BRIEF -
What is the number of lines containing the word "sendo"? Give that number alone.

____ INFORMATION PROVIDED

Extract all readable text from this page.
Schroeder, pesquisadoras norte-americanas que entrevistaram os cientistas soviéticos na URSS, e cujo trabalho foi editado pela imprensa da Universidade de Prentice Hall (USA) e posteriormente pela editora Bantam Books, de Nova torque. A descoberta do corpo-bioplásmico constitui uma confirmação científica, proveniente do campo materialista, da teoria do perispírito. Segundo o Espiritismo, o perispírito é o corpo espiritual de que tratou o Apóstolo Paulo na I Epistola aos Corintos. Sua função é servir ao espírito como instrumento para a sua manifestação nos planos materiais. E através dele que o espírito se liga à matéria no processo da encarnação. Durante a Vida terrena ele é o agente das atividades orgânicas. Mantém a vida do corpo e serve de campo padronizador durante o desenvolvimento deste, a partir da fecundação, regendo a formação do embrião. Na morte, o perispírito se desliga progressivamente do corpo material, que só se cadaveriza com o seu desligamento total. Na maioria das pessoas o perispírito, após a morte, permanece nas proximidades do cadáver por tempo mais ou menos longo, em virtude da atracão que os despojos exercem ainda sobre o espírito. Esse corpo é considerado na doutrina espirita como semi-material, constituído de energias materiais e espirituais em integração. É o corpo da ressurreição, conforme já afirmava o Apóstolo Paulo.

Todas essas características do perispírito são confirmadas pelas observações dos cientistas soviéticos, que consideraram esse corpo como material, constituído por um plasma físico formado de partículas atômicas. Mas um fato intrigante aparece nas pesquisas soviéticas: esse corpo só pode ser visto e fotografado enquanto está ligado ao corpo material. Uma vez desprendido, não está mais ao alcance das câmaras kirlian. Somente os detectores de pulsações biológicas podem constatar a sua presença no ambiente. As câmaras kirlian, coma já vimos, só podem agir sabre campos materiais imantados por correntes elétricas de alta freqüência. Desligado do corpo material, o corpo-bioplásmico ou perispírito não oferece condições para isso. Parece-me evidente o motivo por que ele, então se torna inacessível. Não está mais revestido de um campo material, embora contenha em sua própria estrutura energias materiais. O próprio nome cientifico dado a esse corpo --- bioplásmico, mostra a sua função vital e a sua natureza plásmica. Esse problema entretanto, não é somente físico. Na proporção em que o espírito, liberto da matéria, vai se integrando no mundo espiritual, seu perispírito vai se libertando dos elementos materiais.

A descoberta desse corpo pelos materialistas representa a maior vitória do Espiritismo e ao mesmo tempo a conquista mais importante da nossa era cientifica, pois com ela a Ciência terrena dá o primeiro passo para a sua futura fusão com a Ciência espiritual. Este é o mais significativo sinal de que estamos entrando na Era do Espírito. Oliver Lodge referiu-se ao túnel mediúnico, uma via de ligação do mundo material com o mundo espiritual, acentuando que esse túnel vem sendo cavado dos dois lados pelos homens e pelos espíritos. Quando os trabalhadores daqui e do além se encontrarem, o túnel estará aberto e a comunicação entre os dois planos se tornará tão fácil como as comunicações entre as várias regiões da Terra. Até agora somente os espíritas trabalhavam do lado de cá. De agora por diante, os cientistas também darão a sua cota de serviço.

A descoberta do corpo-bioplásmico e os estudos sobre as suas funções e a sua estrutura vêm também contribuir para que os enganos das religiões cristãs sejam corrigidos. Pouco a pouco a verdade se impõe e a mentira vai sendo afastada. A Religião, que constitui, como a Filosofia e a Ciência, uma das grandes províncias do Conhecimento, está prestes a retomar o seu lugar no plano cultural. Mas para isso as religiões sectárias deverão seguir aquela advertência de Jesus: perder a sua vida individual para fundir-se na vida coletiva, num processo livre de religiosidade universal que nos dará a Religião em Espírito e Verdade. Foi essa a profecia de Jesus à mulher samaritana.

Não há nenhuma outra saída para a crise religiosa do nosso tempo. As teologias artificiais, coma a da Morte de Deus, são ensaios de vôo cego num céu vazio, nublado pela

________

THE ANSWER -
2